Stored data entries:
● ● ● ● ●
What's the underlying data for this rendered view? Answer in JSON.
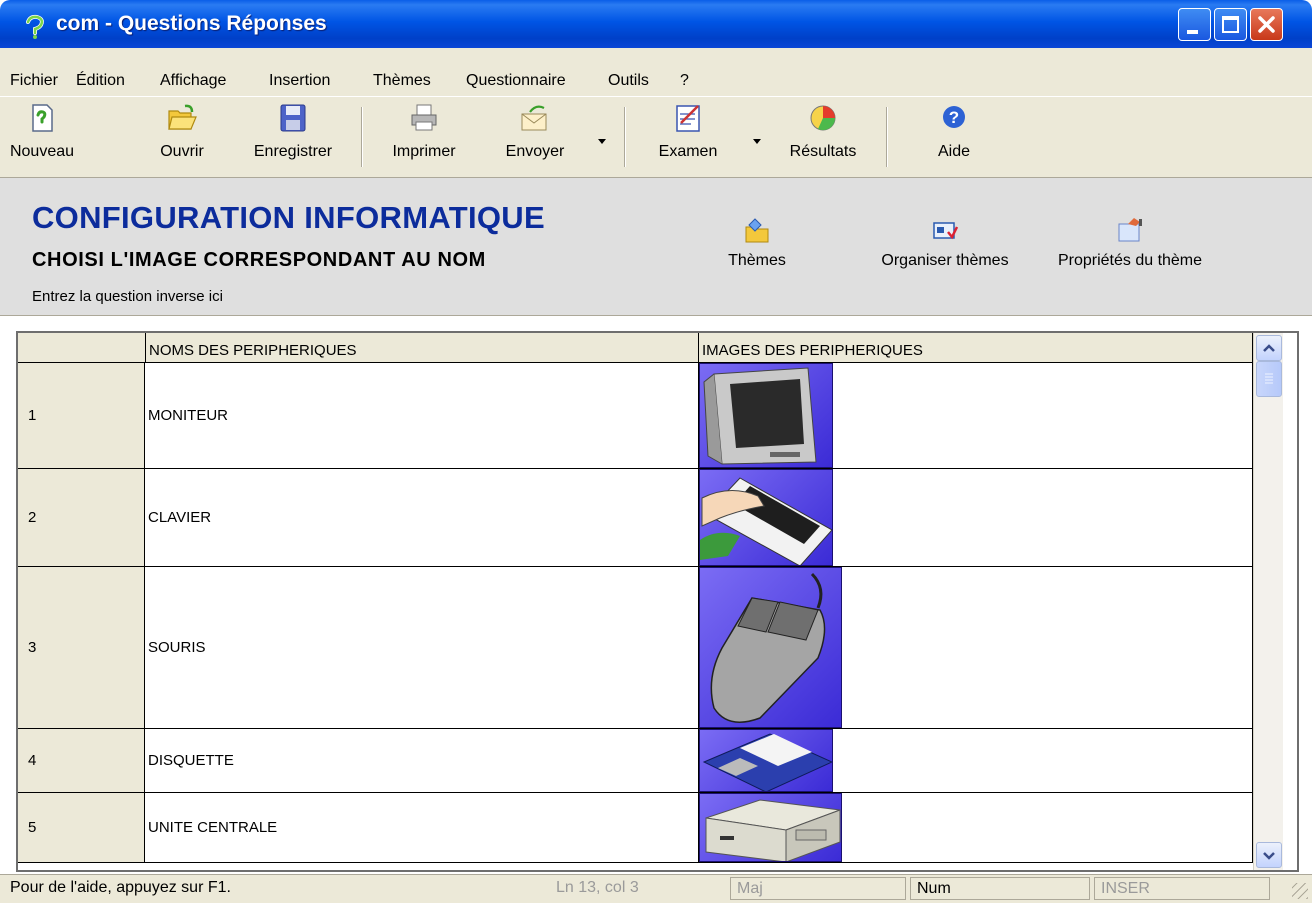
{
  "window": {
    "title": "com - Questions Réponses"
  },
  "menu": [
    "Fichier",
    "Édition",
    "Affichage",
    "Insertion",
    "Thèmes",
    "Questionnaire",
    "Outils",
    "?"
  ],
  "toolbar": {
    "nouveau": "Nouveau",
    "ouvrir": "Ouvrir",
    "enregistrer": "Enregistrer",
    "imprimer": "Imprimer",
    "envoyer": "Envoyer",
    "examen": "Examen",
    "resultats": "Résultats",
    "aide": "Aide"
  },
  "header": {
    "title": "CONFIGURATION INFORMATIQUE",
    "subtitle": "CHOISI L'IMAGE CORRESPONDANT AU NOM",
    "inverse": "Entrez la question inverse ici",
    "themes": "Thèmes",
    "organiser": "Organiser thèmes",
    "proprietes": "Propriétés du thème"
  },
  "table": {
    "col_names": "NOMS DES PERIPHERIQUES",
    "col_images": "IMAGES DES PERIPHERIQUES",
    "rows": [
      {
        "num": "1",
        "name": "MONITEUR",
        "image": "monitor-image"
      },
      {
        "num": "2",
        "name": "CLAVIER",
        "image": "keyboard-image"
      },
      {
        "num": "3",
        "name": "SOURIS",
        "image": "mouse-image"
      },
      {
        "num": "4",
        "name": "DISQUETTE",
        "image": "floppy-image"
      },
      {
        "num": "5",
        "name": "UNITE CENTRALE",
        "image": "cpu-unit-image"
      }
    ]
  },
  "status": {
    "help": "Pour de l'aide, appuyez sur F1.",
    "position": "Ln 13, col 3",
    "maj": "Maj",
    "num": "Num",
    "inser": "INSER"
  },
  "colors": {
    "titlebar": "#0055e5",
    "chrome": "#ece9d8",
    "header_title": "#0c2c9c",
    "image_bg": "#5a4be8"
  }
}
● ● ● ● ●
Requirements:
Quote each record exactly as it stands, minus the pictures.

Final result:
What's the underlying data for this rendered view? Answer in JSON.
{
  "window": {
    "title": "com - Questions Réponses"
  },
  "menu": [
    "Fichier",
    "Édition",
    "Affichage",
    "Insertion",
    "Thèmes",
    "Questionnaire",
    "Outils",
    "?"
  ],
  "toolbar": {
    "nouveau": "Nouveau",
    "ouvrir": "Ouvrir",
    "enregistrer": "Enregistrer",
    "imprimer": "Imprimer",
    "envoyer": "Envoyer",
    "examen": "Examen",
    "resultats": "Résultats",
    "aide": "Aide"
  },
  "header": {
    "title": "CONFIGURATION INFORMATIQUE",
    "subtitle": "CHOISI L'IMAGE CORRESPONDANT AU NOM",
    "inverse": "Entrez la question inverse ici",
    "themes": "Thèmes",
    "organiser": "Organiser thèmes",
    "proprietes": "Propriétés du thème"
  },
  "table": {
    "col_names": "NOMS DES PERIPHERIQUES",
    "col_images": "IMAGES DES PERIPHERIQUES",
    "rows": [
      {
        "num": "1",
        "name": "MONITEUR",
        "image": "monitor-image"
      },
      {
        "num": "2",
        "name": "CLAVIER",
        "image": "keyboard-image"
      },
      {
        "num": "3",
        "name": "SOURIS",
        "image": "mouse-image"
      },
      {
        "num": "4",
        "name": "DISQUETTE",
        "image": "floppy-image"
      },
      {
        "num": "5",
        "name": "UNITE CENTRALE",
        "image": "cpu-unit-image"
      }
    ]
  },
  "status": {
    "help": "Pour de l'aide, appuyez sur F1.",
    "position": "Ln 13, col 3",
    "maj": "Maj",
    "num": "Num",
    "inser": "INSER"
  },
  "colors": {
    "titlebar": "#0055e5",
    "chrome": "#ece9d8",
    "header_title": "#0c2c9c",
    "image_bg": "#5a4be8"
  }
}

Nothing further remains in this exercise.